-- BEGIN --

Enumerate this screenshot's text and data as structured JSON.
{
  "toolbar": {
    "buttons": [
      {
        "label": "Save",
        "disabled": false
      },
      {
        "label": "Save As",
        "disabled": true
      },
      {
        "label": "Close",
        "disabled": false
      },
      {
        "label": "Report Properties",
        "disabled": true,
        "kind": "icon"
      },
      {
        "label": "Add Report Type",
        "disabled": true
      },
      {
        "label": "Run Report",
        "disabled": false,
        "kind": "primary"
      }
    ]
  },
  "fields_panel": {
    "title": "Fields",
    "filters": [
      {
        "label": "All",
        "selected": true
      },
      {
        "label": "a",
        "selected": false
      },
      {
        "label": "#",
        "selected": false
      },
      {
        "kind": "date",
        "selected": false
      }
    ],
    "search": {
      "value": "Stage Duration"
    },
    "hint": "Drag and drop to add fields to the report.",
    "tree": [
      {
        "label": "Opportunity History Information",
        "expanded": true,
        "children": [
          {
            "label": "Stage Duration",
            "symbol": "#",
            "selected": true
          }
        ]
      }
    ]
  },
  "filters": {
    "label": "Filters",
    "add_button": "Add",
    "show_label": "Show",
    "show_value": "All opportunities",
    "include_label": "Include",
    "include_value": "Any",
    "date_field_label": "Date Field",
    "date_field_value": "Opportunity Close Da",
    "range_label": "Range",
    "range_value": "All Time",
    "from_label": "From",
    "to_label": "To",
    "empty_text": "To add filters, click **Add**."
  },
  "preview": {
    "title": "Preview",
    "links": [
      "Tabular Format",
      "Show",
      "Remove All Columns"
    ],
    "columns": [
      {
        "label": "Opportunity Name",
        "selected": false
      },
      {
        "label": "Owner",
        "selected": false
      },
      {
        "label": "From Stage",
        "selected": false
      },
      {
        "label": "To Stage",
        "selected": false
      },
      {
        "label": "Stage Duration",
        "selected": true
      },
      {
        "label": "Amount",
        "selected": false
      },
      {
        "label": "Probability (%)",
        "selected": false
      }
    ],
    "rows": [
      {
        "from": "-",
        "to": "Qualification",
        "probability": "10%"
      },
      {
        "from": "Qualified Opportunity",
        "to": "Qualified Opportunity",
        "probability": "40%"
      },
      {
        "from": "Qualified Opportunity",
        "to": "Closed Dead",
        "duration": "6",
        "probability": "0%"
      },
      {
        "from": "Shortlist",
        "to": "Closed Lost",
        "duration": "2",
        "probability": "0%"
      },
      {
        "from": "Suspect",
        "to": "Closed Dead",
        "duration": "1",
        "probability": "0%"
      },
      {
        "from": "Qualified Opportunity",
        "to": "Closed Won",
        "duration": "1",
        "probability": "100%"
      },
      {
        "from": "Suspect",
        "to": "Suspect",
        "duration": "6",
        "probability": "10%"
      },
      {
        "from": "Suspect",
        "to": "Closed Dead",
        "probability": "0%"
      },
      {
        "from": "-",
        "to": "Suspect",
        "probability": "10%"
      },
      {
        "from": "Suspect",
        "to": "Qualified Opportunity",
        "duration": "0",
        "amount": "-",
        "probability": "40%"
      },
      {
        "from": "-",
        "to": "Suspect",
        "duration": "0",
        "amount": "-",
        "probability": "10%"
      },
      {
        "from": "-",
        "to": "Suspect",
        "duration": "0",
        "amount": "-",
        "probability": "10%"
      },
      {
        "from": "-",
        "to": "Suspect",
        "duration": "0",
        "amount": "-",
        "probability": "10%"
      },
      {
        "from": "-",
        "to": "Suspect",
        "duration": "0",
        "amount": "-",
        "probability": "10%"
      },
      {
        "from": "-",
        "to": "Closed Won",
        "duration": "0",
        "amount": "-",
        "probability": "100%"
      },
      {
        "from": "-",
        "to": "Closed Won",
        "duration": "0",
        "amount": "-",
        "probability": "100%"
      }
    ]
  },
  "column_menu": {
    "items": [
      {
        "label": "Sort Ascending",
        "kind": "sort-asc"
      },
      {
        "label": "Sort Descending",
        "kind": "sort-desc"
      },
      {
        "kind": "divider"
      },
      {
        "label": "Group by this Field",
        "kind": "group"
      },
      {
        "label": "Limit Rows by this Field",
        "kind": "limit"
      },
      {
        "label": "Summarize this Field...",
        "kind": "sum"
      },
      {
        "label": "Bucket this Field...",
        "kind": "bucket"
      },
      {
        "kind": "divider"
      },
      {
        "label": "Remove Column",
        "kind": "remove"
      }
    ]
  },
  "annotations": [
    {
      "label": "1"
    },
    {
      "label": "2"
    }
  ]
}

-- END --

▶ **What is expected**
Your task is to quote all of the data word for word.

▶ **Answer below**
Enumerate this screenshot's text and data as structured JSON.
{
  "toolbar": {
    "buttons": [
      {
        "label": "Save",
        "disabled": false
      },
      {
        "label": "Save As",
        "disabled": true
      },
      {
        "label": "Close",
        "disabled": false
      },
      {
        "label": "Report Properties",
        "disabled": true,
        "kind": "icon"
      },
      {
        "label": "Add Report Type",
        "disabled": true
      },
      {
        "label": "Run Report",
        "disabled": false,
        "kind": "primary"
      }
    ]
  },
  "fields_panel": {
    "title": "Fields",
    "filters": [
      {
        "label": "All",
        "selected": true
      },
      {
        "label": "a",
        "selected": false
      },
      {
        "label": "#",
        "selected": false
      },
      {
        "kind": "date",
        "selected": false
      }
    ],
    "search": {
      "value": "Stage Duration"
    },
    "hint": "Drag and drop to add fields to the report.",
    "tree": [
      {
        "label": "Opportunity History Information",
        "expanded": true,
        "children": [
          {
            "label": "Stage Duration",
            "symbol": "#",
            "selected": true
          }
        ]
      }
    ]
  },
  "filters": {
    "label": "Filters",
    "add_button": "Add",
    "show_label": "Show",
    "show_value": "All opportunities",
    "include_label": "Include",
    "include_value": "Any",
    "date_field_label": "Date Field",
    "date_field_value": "Opportunity Close Da",
    "range_label": "Range",
    "range_value": "All Time",
    "from_label": "From",
    "to_label": "To",
    "empty_text": "To add filters, click **Add**."
  },
  "preview": {
    "title": "Preview",
    "links": [
      "Tabular Format",
      "Show",
      "Remove All Columns"
    ],
    "columns": [
      {
        "label": "Opportunity Name",
        "selected": false
      },
      {
        "label": "Owner",
        "selected": false
      },
      {
        "label": "From Stage",
        "selected": false
      },
      {
        "label": "To Stage",
        "selected": false
      },
      {
        "label": "Stage Duration",
        "selected": true
      },
      {
        "label": "Amount",
        "selected": false
      },
      {
        "label": "Probability (%)",
        "selected": false
      }
    ],
    "rows": [
      {
        "from": "-",
        "to": "Qualification",
        "probability": "10%"
      },
      {
        "from": "Qualified Opportunity",
        "to": "Qualified Opportunity",
        "probability": "40%"
      },
      {
        "from": "Qualified Opportunity",
        "to": "Closed Dead",
        "duration": "6",
        "probability": "0%"
      },
      {
        "from": "Shortlist",
        "to": "Closed Lost",
        "duration": "2",
        "probability": "0%"
      },
      {
        "from": "Suspect",
        "to": "Closed Dead",
        "duration": "1",
        "probability": "0%"
      },
      {
        "from": "Qualified Opportunity",
        "to": "Closed Won",
        "duration": "1",
        "probability": "100%"
      },
      {
        "from": "Suspect",
        "to": "Suspect",
        "duration": "6",
        "probability": "10%"
      },
      {
        "from": "Suspect",
        "to": "Closed Dead",
        "probability": "0%"
      },
      {
        "from": "-",
        "to": "Suspect",
        "probability": "10%"
      },
      {
        "from": "Suspect",
        "to": "Qualified Opportunity",
        "duration": "0",
        "amount": "-",
        "probability": "40%"
      },
      {
        "from": "-",
        "to": "Suspect",
        "duration": "0",
        "amount": "-",
        "probability": "10%"
      },
      {
        "from": "-",
        "to": "Suspect",
        "duration": "0",
        "amount": "-",
        "probability": "10%"
      },
      {
        "from": "-",
        "to": "Suspect",
        "duration": "0",
        "amount": "-",
        "probability": "10%"
      },
      {
        "from": "-",
        "to": "Suspect",
        "duration": "0",
        "amount": "-",
        "probability": "10%"
      },
      {
        "from": "-",
        "to": "Closed Won",
        "duration": "0",
        "amount": "-",
        "probability": "100%"
      },
      {
        "from": "-",
        "to": "Closed Won",
        "duration": "0",
        "amount": "-",
        "probability": "100%"
      }
    ]
  },
  "column_menu": {
    "items": [
      {
        "label": "Sort Ascending",
        "kind": "sort-asc"
      },
      {
        "label": "Sort Descending",
        "kind": "sort-desc"
      },
      {
        "kind": "divider"
      },
      {
        "label": "Group by this Field",
        "kind": "group"
      },
      {
        "label": "Limit Rows by this Field",
        "kind": "limit"
      },
      {
        "label": "Summarize this Field...",
        "kind": "sum"
      },
      {
        "label": "Bucket this Field...",
        "kind": "bucket"
      },
      {
        "kind": "divider"
      },
      {
        "label": "Remove Column",
        "kind": "remove"
      }
    ]
  },
  "annotations": [
    {
      "label": "1"
    },
    {
      "label": "2"
    }
  ]
}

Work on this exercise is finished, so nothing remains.